> Written exercise:
Collect all lines from the listing that include the string "Figure".

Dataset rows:
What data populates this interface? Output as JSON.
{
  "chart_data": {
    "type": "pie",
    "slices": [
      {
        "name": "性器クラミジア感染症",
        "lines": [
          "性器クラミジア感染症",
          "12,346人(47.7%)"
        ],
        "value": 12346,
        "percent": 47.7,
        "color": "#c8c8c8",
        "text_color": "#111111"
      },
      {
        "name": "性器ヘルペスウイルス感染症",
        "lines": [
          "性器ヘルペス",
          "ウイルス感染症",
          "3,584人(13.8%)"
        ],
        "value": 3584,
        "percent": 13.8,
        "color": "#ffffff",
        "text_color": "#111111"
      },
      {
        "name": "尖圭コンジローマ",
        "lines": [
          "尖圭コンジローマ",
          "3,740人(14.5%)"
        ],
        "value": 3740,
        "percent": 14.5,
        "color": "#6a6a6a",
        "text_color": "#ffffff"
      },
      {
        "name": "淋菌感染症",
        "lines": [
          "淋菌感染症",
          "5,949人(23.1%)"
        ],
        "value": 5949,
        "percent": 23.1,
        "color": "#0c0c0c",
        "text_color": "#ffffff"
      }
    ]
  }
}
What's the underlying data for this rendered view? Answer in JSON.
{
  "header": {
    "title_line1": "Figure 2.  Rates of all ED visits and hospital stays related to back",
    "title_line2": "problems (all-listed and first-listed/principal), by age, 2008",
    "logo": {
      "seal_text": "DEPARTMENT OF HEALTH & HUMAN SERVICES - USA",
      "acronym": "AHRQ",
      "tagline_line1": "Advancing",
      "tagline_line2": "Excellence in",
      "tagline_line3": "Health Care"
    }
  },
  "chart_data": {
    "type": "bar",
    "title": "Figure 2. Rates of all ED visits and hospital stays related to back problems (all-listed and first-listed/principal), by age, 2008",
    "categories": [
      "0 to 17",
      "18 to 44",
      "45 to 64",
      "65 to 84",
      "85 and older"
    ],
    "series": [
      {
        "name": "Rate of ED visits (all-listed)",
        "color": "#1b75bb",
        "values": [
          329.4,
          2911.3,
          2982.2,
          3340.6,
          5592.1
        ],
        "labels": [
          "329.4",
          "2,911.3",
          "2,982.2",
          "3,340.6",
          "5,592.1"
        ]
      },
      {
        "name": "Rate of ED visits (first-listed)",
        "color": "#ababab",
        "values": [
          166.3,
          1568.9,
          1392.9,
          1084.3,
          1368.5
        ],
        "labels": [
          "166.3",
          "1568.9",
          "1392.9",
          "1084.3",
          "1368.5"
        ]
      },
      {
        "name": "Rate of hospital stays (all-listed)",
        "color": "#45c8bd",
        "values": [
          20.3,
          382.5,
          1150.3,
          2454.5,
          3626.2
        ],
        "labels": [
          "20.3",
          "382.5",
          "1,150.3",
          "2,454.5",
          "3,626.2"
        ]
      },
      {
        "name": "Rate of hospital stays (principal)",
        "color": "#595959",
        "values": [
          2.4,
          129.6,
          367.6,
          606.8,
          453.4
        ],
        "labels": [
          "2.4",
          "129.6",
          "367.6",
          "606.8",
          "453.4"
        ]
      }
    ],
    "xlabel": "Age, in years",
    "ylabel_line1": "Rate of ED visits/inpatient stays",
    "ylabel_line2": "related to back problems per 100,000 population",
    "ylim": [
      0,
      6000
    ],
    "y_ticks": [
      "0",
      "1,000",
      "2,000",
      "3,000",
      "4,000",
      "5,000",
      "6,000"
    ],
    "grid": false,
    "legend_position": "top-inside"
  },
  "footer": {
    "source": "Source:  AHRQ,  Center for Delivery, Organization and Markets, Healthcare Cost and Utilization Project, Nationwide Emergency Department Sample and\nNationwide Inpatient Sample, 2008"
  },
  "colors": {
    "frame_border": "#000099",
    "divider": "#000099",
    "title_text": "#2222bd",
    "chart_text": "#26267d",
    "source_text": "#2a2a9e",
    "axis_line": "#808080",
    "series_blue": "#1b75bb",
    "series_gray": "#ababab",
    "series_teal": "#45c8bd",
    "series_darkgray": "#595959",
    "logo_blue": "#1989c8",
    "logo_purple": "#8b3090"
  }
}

> Final result:
    "title_line1": "Figure 2.  Rates of all ED visits and hospital stays related to back",
    "title": "Figure 2. Rates of all ED visits and hospital stays related to back problems (all-listed and first-listed/principal), by age, 2008",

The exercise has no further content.